[What needs to be done] Find each line holding "Public" and copy it out.

[Exercise data]
= = = = =
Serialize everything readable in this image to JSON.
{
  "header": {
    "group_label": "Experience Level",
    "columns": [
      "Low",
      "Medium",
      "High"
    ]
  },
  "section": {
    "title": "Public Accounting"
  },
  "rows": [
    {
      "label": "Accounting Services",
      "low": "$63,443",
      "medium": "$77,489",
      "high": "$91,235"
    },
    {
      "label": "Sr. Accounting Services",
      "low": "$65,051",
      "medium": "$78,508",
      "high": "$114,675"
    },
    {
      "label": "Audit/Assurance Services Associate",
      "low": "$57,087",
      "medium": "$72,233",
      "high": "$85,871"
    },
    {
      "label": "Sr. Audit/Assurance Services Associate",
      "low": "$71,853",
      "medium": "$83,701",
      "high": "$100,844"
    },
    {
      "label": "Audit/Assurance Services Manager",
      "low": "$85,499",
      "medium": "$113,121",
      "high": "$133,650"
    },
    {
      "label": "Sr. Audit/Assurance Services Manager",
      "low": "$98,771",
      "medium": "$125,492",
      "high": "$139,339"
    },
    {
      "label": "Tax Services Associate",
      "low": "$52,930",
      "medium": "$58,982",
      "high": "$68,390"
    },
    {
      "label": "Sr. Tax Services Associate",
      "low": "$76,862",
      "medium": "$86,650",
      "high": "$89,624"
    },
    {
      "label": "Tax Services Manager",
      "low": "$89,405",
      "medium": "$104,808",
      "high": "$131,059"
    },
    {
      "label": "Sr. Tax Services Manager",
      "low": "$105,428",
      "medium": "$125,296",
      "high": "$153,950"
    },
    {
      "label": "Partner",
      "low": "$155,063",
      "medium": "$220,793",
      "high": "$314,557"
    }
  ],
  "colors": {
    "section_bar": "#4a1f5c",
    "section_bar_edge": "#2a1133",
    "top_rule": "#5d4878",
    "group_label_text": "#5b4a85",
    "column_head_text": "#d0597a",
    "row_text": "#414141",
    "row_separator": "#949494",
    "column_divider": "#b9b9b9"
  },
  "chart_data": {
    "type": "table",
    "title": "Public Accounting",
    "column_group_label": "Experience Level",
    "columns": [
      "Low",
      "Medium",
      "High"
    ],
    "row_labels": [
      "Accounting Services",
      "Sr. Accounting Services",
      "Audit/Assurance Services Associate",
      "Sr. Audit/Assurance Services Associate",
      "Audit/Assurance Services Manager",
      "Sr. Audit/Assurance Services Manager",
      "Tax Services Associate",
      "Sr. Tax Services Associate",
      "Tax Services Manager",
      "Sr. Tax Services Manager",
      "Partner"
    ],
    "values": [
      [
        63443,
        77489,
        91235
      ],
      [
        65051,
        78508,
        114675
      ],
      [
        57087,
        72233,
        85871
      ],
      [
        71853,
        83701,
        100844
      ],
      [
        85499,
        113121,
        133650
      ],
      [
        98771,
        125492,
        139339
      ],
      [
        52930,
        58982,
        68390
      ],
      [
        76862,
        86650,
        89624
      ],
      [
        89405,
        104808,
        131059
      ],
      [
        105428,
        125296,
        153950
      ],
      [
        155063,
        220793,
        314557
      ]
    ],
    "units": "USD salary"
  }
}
= = = = =
[Problem solution]
    "title": "Public Accounting"
    "title": "Public Accounting",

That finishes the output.